● Exercise aim
Say how many lines hold the string "filled"; please write nothing but the number.
* Start *
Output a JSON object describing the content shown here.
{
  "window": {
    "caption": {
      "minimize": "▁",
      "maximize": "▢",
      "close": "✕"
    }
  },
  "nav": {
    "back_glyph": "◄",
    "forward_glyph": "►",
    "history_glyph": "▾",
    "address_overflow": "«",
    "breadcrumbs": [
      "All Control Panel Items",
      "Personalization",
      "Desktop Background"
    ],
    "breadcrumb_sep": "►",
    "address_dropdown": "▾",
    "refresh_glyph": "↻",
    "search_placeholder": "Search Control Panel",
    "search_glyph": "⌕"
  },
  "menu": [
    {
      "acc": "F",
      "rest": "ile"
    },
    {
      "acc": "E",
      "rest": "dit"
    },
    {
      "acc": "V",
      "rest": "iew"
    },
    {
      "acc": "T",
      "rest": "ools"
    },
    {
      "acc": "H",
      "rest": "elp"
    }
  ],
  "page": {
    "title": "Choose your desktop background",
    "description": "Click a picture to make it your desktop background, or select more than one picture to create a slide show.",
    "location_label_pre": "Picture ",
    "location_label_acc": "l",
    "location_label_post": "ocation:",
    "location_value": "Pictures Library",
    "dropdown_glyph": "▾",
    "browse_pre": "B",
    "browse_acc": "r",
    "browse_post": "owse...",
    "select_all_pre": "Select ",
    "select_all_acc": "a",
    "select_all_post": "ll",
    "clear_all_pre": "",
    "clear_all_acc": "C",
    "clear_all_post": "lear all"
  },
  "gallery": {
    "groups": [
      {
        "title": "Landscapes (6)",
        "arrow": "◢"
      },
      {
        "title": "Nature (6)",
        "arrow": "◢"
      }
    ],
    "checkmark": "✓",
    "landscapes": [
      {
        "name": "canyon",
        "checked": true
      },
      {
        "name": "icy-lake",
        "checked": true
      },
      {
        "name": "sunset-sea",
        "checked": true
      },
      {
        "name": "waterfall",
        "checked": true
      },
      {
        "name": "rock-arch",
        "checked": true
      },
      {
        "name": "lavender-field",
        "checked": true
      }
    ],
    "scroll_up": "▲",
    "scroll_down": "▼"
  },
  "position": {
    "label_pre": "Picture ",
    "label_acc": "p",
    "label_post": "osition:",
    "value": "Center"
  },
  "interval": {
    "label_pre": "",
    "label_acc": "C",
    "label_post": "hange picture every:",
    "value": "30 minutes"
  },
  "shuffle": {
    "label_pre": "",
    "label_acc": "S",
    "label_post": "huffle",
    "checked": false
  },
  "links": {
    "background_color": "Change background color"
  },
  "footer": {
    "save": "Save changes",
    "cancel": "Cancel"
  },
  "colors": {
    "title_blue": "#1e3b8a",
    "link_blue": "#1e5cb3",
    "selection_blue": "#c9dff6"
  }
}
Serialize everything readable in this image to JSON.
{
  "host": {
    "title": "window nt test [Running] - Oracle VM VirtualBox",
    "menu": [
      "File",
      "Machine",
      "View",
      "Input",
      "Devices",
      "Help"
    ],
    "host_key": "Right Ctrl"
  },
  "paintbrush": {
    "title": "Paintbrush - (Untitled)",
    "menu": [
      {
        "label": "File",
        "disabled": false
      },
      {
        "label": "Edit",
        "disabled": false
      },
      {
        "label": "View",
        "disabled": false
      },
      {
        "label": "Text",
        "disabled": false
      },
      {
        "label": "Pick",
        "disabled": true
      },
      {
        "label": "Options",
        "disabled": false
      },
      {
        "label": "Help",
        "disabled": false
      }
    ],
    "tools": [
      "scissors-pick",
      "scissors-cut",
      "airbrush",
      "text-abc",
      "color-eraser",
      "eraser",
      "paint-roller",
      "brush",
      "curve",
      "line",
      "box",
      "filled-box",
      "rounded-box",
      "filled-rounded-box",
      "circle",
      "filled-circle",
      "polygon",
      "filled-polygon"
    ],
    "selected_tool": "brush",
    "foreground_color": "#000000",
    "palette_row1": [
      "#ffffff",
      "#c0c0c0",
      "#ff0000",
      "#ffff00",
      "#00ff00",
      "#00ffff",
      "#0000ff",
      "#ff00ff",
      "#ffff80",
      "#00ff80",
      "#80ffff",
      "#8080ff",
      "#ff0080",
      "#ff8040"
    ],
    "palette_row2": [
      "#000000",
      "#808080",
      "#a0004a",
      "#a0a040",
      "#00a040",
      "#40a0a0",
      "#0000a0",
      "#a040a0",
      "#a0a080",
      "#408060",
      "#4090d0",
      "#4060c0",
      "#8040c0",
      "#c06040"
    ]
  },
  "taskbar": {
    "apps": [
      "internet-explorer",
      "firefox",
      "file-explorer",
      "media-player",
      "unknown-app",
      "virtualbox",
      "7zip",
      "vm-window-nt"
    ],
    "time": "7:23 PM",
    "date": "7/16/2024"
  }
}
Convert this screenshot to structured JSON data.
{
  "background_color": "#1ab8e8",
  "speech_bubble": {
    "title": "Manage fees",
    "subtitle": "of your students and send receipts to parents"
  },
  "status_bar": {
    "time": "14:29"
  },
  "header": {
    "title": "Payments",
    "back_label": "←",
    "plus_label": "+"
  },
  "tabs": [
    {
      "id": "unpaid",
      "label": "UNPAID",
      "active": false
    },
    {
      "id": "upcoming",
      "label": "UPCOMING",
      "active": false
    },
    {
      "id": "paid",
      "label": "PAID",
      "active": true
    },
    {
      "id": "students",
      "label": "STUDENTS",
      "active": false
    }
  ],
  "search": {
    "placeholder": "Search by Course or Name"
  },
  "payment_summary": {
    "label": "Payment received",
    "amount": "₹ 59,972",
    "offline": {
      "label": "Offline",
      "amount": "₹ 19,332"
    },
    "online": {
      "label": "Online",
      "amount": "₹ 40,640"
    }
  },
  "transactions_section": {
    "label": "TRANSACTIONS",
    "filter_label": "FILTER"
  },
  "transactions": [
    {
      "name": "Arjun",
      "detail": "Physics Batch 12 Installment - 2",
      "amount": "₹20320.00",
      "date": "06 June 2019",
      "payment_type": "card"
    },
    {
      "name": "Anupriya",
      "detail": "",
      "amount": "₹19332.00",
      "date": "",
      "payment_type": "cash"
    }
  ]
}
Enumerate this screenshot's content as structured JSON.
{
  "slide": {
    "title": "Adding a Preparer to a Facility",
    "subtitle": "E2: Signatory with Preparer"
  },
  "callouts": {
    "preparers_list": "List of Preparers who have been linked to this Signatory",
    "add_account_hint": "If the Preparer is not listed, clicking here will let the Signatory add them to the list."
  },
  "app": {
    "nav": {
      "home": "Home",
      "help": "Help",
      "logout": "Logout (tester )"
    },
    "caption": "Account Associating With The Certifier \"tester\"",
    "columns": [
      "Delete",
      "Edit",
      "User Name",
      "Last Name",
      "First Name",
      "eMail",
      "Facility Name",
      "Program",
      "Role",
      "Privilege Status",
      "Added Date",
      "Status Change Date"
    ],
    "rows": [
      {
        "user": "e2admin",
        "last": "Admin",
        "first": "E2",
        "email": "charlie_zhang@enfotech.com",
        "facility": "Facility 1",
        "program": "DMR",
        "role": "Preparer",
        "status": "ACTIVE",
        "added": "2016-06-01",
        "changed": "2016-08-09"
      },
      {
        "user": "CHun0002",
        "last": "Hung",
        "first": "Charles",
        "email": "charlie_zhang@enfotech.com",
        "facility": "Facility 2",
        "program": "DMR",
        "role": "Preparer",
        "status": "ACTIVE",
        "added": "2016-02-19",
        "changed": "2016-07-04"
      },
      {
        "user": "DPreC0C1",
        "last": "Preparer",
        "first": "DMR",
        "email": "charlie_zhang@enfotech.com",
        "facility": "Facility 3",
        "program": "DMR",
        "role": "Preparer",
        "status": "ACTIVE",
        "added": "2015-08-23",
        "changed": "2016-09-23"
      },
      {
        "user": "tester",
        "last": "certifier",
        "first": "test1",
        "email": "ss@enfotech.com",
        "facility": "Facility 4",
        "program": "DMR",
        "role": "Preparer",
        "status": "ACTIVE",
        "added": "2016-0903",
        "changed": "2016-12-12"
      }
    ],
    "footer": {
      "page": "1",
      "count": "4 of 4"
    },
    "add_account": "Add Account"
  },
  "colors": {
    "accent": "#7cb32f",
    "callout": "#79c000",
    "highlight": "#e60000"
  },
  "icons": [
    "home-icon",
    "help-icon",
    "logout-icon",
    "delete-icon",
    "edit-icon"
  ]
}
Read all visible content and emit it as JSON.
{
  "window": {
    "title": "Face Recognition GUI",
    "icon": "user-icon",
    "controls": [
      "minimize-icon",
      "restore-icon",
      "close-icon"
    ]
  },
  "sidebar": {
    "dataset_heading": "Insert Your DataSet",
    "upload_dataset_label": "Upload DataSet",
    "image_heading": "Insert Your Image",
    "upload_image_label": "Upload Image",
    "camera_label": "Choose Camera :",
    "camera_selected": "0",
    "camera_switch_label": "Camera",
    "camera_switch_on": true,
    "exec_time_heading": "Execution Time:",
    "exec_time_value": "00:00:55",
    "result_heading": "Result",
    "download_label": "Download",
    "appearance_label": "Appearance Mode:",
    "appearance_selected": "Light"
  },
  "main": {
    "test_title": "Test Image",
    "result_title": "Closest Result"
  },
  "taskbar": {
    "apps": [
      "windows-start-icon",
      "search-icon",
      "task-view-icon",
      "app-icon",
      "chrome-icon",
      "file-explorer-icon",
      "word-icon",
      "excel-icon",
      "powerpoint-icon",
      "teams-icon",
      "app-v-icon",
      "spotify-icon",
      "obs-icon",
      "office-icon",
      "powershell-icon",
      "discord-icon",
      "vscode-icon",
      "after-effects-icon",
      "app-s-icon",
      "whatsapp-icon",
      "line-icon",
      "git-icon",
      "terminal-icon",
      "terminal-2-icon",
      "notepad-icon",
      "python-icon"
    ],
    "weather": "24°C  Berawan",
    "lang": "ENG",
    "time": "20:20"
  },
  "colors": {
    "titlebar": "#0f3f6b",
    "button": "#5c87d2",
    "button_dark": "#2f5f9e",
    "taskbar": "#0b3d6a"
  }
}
* End *
● Answer for the task
4